**TEXT BLOCK**:
########

Patrick Useldinger wrote:
Patrick Kaell wrote:
But I still have the opinion, that people who are
following this
mailinglist and who have a hard time to choose a distro should begin
with experimenting. Patrick Useldinger has already read things about
distros and he has already tried FreeBSD. If you reach a dead point, you
should take *any* distro.
Any distro is not a good choice, it's actually no choice at all.
Distros are sometimes like religions. People can get very emotional on
this topic. I try to stay neutral (I said I try ;-) I am pleased to hear
if someone uses the distro I recommended, but I try to evitate to
manipulate too much and to put someone too much into one direction. I do
not want to dicriminate other distro users, because their distro is not
bad either. The same way as I am a Christian, I will not tell a Jew that
he will not get into heaven by staying Jewish ;-)
I believe that it should be possible, with a minimal
number of
questions, to point you in a direction that will not frustrate you right
away.
I wasn't frustrated ;-) By reading your profile, I thought Slackware
would be the best for you (heavily biased opinion of course ;-). As you
told that you were primarly a user and not a geek, I wasn't sure anymore
and recommended Fedora as an alternative solution.
If a newbie chooses Gentoo, I am sure he will be lost.
A person
who knows things about Linux may be extremely pleased. That could have
been clarified in one simple question. Add a few more, and you're
probably close to a good answer.
If anybody still cares, I've just installed Slackware 10 and I have, for
the first time after FreeBSD, a *very* good feeling. I think I'll like
this one.
Good. Now you have passed the dead point ;-) You have now installed a
distro that is not too complicated for new users, but that is also more
streamlined and simple than the fully automatized desktop distros (like
RH, SuSE, Mandrake). Good choice ;-)
By the way, you will see that OpenOffice is missing. You can download a
precompiled binary from the site
http://www.openoffice.org that works on
any distro. Installation is a breeze (thanks to the graphical
installer). If you do not want to install OpenOffice in every home
directory (which takes over 220 Mb per user), remember to run the setup
program as root with the option -net: ./setup -net. After the root
install, run the setup program in the destination directory (not the
setup of the unpacked archive you ran as root) as a normal user. This
will take no more than 2Mb per user.
How did you get Slack 10? By bittorrend or thanks a mirror? Last time I
checked, no mirror had the new version. Anyways, I will not have the
time to try the next month.
Thanks to Patrick Kaell for recommending it.

########

**SOURCE MATERIAL**:
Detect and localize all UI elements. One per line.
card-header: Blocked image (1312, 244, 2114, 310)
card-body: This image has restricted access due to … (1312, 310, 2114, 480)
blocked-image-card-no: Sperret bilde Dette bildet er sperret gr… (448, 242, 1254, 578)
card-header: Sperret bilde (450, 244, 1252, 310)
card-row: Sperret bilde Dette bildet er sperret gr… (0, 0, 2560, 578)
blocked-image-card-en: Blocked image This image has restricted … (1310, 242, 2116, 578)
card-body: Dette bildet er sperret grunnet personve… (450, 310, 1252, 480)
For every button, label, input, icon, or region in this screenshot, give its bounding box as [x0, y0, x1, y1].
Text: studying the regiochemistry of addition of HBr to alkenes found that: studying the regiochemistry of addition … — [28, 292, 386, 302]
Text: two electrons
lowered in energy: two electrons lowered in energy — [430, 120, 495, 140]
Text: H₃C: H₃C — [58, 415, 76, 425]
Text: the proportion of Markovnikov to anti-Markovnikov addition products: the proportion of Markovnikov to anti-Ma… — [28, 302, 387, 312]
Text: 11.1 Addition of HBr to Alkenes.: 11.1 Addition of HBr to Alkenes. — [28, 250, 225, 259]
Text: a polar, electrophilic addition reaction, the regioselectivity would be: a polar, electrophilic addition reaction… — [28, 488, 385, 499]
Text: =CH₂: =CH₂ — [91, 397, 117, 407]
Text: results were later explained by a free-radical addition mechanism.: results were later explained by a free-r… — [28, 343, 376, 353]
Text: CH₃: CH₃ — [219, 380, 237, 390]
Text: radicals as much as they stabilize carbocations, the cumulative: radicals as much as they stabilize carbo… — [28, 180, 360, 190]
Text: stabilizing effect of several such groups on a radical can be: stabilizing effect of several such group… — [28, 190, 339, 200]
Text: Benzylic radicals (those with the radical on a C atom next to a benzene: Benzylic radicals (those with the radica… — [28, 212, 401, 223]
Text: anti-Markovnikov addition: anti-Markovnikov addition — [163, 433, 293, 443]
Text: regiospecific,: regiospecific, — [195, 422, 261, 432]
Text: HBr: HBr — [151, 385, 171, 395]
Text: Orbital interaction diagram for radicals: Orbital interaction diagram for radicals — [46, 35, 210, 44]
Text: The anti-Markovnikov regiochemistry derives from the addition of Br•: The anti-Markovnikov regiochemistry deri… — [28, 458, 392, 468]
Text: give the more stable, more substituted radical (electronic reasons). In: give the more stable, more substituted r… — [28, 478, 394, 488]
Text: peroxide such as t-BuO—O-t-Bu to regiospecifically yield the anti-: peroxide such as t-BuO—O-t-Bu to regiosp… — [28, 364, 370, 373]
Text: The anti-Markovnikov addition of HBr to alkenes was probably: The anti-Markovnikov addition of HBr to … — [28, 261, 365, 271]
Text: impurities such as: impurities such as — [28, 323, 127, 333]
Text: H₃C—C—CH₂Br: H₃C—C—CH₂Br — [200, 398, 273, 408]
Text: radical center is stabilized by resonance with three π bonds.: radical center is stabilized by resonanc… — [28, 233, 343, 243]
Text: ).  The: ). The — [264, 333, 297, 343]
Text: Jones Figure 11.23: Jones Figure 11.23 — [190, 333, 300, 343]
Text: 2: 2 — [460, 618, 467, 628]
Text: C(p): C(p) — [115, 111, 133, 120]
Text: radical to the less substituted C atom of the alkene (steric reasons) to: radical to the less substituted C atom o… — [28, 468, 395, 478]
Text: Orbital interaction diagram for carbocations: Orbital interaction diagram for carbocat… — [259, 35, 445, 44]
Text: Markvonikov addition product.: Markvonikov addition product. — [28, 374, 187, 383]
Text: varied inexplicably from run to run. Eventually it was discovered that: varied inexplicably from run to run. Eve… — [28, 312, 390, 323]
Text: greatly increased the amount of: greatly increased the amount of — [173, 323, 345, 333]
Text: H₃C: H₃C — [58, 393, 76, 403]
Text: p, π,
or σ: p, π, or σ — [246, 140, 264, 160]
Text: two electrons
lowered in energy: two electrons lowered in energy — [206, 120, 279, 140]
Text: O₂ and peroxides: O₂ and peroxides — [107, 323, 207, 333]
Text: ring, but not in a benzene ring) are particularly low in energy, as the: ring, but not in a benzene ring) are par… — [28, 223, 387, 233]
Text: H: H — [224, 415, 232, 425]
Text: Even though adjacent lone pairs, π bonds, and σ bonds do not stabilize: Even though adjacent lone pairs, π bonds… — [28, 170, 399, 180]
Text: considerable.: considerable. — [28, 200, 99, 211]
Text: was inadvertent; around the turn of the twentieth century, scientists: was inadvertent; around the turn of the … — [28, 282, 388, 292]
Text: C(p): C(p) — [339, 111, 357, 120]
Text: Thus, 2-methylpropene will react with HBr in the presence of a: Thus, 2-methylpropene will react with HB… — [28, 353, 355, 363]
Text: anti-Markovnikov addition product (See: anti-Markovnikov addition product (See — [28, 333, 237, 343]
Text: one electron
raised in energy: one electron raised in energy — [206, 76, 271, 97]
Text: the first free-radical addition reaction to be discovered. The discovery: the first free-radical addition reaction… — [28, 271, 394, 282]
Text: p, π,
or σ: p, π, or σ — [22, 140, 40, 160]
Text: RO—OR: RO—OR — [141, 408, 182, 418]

########

**HOW TO COMPLETE THIS TASK**: Please transcribe the passage of the mailing-list post about choosing a Linux distribution that opens with the words containing "If a newbie" and closes with "a good answer.".

**RESPONSE TO THE TASK**:
If a newbie chooses Gentoo, I am sure he will be lost.
A person
who knows things about Linux may be extremely pleased. That could have
been clarified in one simple question. Add a few more, and you're
probably close to a good answer.